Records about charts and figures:
--*--

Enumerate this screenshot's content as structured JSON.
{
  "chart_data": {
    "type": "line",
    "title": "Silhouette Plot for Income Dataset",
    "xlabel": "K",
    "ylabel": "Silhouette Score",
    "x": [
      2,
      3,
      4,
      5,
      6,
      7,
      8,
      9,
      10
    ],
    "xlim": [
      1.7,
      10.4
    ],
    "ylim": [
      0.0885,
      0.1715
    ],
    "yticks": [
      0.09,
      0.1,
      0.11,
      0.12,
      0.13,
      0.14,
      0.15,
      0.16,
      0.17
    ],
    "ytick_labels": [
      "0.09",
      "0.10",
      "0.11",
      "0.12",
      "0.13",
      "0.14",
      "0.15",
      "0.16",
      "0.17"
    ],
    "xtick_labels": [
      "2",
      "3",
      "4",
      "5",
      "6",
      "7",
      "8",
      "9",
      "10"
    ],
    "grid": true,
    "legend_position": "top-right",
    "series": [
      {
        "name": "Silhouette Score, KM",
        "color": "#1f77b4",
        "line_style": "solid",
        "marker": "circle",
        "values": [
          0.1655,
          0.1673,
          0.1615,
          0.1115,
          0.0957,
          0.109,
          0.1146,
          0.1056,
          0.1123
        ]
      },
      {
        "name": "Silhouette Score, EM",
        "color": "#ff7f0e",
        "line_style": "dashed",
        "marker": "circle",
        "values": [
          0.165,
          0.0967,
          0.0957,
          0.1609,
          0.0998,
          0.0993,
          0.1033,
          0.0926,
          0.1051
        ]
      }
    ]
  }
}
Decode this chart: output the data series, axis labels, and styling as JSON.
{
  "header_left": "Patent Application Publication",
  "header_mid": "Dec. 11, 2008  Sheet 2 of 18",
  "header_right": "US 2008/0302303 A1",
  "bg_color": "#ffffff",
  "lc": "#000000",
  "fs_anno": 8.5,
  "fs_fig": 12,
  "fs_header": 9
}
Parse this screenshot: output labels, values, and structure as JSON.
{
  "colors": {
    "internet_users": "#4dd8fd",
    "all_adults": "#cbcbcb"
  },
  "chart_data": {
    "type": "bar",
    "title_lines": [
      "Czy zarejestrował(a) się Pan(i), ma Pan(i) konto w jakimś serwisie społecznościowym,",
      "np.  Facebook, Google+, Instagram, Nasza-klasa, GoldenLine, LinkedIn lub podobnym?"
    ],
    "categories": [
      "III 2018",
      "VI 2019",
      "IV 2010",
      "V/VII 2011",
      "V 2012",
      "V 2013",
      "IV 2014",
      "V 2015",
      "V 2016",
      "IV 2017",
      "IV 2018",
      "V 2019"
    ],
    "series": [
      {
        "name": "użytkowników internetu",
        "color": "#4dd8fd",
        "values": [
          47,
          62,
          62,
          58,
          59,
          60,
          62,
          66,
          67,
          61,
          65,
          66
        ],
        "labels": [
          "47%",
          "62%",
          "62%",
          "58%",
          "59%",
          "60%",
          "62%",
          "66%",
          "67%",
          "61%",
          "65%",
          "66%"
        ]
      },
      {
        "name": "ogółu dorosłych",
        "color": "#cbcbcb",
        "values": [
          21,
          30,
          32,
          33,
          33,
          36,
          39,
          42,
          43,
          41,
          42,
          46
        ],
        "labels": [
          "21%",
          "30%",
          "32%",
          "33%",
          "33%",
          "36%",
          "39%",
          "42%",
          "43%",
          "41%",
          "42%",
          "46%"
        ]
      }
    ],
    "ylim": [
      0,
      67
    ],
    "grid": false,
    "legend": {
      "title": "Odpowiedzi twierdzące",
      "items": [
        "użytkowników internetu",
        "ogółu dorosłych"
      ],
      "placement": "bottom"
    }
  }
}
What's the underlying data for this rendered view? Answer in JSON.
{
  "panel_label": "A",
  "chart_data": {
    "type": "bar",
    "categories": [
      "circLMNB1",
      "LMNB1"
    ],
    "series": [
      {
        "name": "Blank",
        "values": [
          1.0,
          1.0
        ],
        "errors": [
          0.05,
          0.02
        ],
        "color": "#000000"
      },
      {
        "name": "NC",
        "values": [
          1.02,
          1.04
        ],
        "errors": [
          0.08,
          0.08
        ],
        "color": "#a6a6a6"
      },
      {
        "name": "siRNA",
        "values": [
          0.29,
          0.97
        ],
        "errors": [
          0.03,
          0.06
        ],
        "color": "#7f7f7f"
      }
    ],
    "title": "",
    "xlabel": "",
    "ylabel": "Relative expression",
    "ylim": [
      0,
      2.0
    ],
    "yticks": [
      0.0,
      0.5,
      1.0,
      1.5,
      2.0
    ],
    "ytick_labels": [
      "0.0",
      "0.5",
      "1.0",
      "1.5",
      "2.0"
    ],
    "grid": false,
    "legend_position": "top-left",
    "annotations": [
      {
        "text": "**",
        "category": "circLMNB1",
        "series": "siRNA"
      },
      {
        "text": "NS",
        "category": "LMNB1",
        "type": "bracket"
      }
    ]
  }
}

--*--

§ Objective: Write the complete data out, exactly as above.

§ The solution:
Enumerate this screenshot's content as structured JSON.
{
  "chart_data": {
    "type": "line",
    "title": "Silhouette Plot for Income Dataset",
    "xlabel": "K",
    "ylabel": "Silhouette Score",
    "x": [
      2,
      3,
      4,
      5,
      6,
      7,
      8,
      9,
      10
    ],
    "xlim": [
      1.7,
      10.4
    ],
    "ylim": [
      0.0885,
      0.1715
    ],
    "yticks": [
      0.09,
      0.1,
      0.11,
      0.12,
      0.13,
      0.14,
      0.15,
      0.16,
      0.17
    ],
    "ytick_labels": [
      "0.09",
      "0.10",
      "0.11",
      "0.12",
      "0.13",
      "0.14",
      "0.15",
      "0.16",
      "0.17"
    ],
    "xtick_labels": [
      "2",
      "3",
      "4",
      "5",
      "6",
      "7",
      "8",
      "9",
      "10"
    ],
    "grid": true,
    "legend_position": "top-right",
    "series": [
      {
        "name": "Silhouette Score, KM",
        "color": "#1f77b4",
        "line_style": "solid",
        "marker": "circle",
        "values": [
          0.1655,
          0.1673,
          0.1615,
          0.1115,
          0.0957,
          0.109,
          0.1146,
          0.1056,
          0.1123
        ]
      },
      {
        "name": "Silhouette Score, EM",
        "color": "#ff7f0e",
        "line_style": "dashed",
        "marker": "circle",
        "values": [
          0.165,
          0.0967,
          0.0957,
          0.1609,
          0.0998,
          0.0993,
          0.1033,
          0.0926,
          0.1051
        ]
      }
    ]
  }
}
Decode this chart: output the data series, axis labels, and styling as JSON.
{
  "header_left": "Patent Application Publication",
  "header_mid": "Dec. 11, 2008  Sheet 2 of 18",
  "header_right": "US 2008/0302303 A1",
  "bg_color": "#ffffff",
  "lc": "#000000",
  "fs_anno": 8.5,
  "fs_fig": 12,
  "fs_header": 9
}
Parse this screenshot: output labels, values, and structure as JSON.
{
  "colors": {
    "internet_users": "#4dd8fd",
    "all_adults": "#cbcbcb"
  },
  "chart_data": {
    "type": "bar",
    "title_lines": [
      "Czy zarejestrował(a) się Pan(i), ma Pan(i) konto w jakimś serwisie społecznościowym,",
      "np.  Facebook, Google+, Instagram, Nasza-klasa, GoldenLine, LinkedIn lub podobnym?"
    ],
    "categories": [
      "III 2018",
      "VI 2019",
      "IV 2010",
      "V/VII 2011",
      "V 2012",
      "V 2013",
      "IV 2014",
      "V 2015",
      "V 2016",
      "IV 2017",
      "IV 2018",
      "V 2019"
    ],
    "series": [
      {
        "name": "użytkowników internetu",
        "color": "#4dd8fd",
        "values": [
          47,
          62,
          62,
          58,
          59,
          60,
          62,
          66,
          67,
          61,
          65,
          66
        ],
        "labels": [
          "47%",
          "62%",
          "62%",
          "58%",
          "59%",
          "60%",
          "62%",
          "66%",
          "67%",
          "61%",
          "65%",
          "66%"
        ]
      },
      {
        "name": "ogółu dorosłych",
        "color": "#cbcbcb",
        "values": [
          21,
          30,
          32,
          33,
          33,
          36,
          39,
          42,
          43,
          41,
          42,
          46
        ],
        "labels": [
          "21%",
          "30%",
          "32%",
          "33%",
          "33%",
          "36%",
          "39%",
          "42%",
          "43%",
          "41%",
          "42%",
          "46%"
        ]
      }
    ],
    "ylim": [
      0,
      67
    ],
    "grid": false,
    "legend": {
      "title": "Odpowiedzi twierdzące",
      "items": [
        "użytkowników internetu",
        "ogółu dorosłych"
      ],
      "placement": "bottom"
    }
  }
}
What's the underlying data for this rendered view? Answer in JSON.
{
  "panel_label": "A",
  "chart_data": {
    "type": "bar",
    "categories": [
      "circLMNB1",
      "LMNB1"
    ],
    "series": [
      {
        "name": "Blank",
        "values": [
          1.0,
          1.0
        ],
        "errors": [
          0.05,
          0.02
        ],
        "color": "#000000"
      },
      {
        "name": "NC",
        "values": [
          1.02,
          1.04
        ],
        "errors": [
          0.08,
          0.08
        ],
        "color": "#a6a6a6"
      },
      {
        "name": "siRNA",
        "values": [
          0.29,
          0.97
        ],
        "errors": [
          0.03,
          0.06
        ],
        "color": "#7f7f7f"
      }
    ],
    "title": "",
    "xlabel": "",
    "ylabel": "Relative expression",
    "ylim": [
      0,
      2.0
    ],
    "yticks": [
      0.0,
      0.5,
      1.0,
      1.5,
      2.0
    ],
    "ytick_labels": [
      "0.0",
      "0.5",
      "1.0",
      "1.5",
      "2.0"
    ],
    "grid": false,
    "legend_position": "top-left",
    "annotations": [
      {
        "text": "**",
        "category": "circLMNB1",
        "series": "siRNA"
      },
      {
        "text": "NS",
        "category": "LMNB1",
        "type": "bracket"
      }
    ]
  }
}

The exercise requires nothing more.